## START ENTRIES SUPPLIED

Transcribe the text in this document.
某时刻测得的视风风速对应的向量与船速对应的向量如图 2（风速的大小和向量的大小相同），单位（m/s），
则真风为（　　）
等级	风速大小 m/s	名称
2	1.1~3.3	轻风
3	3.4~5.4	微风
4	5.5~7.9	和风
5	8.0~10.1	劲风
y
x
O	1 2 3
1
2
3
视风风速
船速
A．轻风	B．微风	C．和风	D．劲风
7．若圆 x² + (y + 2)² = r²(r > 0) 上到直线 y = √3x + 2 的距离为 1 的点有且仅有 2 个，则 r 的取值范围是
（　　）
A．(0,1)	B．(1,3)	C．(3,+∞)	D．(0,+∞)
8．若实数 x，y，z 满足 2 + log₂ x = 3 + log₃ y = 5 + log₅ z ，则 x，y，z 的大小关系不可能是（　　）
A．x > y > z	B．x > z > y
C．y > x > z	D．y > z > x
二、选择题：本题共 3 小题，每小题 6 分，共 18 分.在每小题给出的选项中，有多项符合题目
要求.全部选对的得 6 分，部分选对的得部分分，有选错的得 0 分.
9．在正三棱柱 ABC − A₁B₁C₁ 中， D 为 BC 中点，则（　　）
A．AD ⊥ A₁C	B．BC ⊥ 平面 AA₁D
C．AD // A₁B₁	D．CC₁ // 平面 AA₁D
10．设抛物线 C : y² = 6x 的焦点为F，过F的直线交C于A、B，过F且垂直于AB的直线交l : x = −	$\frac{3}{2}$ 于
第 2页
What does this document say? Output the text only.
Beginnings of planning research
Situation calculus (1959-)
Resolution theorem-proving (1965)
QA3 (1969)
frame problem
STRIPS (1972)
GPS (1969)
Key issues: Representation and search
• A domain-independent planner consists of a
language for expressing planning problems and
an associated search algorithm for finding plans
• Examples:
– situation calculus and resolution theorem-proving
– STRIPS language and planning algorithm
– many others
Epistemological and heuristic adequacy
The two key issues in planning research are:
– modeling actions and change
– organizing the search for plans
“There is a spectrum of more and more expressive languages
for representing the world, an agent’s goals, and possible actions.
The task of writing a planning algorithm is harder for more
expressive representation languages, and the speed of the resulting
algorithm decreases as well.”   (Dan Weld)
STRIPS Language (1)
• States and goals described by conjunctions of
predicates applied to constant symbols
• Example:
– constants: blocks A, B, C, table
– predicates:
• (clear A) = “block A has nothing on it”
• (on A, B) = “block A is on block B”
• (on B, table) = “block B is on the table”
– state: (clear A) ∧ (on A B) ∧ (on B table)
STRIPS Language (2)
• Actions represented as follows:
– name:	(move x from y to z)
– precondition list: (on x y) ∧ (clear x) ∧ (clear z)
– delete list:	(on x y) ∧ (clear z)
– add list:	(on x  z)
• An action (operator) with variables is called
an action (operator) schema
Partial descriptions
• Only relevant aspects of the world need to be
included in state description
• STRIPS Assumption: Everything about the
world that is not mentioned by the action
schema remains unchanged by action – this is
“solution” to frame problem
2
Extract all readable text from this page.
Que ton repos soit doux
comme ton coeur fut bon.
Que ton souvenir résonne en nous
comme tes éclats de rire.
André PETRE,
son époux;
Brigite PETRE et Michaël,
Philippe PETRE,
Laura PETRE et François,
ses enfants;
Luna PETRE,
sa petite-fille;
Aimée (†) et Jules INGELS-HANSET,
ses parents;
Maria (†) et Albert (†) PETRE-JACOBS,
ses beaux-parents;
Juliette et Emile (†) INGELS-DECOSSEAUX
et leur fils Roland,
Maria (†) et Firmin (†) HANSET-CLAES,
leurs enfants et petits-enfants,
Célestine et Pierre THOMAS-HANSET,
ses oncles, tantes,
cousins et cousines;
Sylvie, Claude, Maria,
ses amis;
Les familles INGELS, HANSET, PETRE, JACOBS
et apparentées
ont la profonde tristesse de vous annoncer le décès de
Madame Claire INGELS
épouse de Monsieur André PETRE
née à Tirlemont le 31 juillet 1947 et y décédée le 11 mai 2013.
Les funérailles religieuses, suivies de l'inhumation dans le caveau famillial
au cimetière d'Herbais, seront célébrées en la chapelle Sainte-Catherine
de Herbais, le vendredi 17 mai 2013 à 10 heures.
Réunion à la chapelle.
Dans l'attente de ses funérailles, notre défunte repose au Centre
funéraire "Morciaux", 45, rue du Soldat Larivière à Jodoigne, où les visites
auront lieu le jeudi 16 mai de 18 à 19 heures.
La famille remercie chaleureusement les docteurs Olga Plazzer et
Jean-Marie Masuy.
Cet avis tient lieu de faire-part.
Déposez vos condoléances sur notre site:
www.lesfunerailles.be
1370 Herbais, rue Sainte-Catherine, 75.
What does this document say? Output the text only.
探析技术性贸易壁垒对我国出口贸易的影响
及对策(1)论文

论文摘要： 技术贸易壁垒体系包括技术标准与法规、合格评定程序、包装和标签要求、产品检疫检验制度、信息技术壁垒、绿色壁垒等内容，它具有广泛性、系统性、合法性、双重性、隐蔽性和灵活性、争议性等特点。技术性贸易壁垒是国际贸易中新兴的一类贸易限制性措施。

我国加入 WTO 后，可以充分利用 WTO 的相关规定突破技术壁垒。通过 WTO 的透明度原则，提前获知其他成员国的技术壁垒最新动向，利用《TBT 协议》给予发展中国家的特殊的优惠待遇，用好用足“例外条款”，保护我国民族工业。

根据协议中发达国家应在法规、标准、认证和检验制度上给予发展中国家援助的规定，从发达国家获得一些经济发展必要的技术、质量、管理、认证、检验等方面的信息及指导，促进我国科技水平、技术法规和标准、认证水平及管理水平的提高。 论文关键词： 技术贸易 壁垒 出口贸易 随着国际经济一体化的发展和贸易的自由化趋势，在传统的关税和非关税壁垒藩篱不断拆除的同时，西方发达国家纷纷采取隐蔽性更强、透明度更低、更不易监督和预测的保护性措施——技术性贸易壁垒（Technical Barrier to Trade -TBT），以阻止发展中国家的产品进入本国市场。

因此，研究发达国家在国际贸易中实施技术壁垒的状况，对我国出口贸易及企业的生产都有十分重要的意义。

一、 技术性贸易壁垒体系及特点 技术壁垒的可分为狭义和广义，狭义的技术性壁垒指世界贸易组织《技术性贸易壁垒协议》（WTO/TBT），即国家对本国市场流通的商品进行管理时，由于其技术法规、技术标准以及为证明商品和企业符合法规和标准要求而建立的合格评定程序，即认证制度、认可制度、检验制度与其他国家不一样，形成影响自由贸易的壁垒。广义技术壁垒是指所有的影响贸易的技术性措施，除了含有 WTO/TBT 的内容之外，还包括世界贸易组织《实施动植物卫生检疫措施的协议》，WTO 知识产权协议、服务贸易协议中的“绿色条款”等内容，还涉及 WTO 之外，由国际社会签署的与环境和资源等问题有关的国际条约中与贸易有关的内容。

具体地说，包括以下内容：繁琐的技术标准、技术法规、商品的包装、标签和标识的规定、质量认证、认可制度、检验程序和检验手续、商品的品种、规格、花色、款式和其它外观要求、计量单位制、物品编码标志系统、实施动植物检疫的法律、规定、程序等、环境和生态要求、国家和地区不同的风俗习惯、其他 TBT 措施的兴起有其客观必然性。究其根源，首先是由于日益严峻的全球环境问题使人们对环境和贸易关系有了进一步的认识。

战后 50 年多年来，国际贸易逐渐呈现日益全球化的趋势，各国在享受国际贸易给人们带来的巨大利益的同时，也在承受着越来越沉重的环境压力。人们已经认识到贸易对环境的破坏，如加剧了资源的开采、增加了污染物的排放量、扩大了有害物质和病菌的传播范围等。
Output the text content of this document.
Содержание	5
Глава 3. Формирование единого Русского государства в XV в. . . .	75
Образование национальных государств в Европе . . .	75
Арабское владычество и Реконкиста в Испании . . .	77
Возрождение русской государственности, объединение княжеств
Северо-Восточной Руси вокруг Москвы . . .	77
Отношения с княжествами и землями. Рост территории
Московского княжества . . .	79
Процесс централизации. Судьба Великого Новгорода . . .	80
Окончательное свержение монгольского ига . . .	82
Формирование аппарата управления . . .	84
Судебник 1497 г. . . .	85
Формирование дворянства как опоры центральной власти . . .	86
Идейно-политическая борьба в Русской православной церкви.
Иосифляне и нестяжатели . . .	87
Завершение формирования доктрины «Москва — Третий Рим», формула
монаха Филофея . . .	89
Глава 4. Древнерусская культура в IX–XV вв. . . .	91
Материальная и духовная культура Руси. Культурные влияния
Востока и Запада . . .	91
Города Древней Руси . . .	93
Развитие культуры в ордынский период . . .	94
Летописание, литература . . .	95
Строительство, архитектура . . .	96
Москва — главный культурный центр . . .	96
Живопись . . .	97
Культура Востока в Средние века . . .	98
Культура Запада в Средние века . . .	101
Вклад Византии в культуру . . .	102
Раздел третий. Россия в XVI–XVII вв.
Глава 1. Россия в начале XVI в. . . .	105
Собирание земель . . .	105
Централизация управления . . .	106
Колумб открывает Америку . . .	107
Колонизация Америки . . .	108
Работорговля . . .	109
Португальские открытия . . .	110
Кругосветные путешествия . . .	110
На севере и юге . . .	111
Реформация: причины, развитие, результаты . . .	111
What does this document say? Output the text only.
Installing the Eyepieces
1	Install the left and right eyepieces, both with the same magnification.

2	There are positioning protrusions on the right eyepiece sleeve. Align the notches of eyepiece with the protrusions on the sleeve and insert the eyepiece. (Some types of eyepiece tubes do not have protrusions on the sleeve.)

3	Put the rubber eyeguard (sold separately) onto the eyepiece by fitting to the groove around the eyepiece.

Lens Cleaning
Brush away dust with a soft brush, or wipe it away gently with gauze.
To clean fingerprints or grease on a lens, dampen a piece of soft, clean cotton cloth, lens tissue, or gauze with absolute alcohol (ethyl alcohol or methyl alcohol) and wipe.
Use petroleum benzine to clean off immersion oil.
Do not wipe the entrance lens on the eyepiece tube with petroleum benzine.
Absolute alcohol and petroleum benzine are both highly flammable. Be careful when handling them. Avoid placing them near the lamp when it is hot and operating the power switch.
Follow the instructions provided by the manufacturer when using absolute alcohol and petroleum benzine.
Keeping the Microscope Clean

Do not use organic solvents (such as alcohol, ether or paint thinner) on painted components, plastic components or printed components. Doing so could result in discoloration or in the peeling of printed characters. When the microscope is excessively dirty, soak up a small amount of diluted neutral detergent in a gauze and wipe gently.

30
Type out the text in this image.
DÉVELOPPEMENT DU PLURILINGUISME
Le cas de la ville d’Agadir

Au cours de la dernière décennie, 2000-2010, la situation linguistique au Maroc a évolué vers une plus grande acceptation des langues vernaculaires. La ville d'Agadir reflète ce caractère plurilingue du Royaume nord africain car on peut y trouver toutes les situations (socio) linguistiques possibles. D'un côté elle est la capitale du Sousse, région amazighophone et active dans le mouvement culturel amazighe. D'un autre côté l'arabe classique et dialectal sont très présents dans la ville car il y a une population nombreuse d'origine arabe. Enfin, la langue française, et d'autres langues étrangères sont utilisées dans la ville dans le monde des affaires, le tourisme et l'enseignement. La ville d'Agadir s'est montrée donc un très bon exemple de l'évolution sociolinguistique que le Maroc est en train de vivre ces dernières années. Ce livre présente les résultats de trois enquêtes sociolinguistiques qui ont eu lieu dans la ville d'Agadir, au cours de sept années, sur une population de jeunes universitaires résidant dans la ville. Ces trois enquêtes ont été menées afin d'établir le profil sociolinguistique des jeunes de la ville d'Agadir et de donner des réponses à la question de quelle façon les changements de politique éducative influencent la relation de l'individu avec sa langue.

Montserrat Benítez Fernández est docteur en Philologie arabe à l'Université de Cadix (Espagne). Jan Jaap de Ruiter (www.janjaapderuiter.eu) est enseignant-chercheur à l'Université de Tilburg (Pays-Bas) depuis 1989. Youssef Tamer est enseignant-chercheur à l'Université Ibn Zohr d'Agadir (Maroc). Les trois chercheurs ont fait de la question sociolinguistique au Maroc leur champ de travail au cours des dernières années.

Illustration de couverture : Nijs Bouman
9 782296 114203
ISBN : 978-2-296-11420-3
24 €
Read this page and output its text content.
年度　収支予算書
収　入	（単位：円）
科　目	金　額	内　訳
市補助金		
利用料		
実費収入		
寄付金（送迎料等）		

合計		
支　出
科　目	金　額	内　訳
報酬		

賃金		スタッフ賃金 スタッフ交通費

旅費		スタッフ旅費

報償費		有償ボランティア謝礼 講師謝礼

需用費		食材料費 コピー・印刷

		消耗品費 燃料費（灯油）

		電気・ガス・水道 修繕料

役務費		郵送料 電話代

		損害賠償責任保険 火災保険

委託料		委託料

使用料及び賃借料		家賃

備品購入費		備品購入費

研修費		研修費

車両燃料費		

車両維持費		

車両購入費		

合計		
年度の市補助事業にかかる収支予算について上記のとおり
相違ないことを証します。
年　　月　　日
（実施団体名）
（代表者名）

## END ENTRIES SUPPLIED

WHAT IS REQUIRED =
All lines of the data above that include the word "Maria" must be shown.

SOLVED EXERCISE =
Maria (†) et Albert (†) PETRE-JACOBS,
Maria (†) et Firmin (†) HANSET-CLAES,
Sylvie, Claude, Maria,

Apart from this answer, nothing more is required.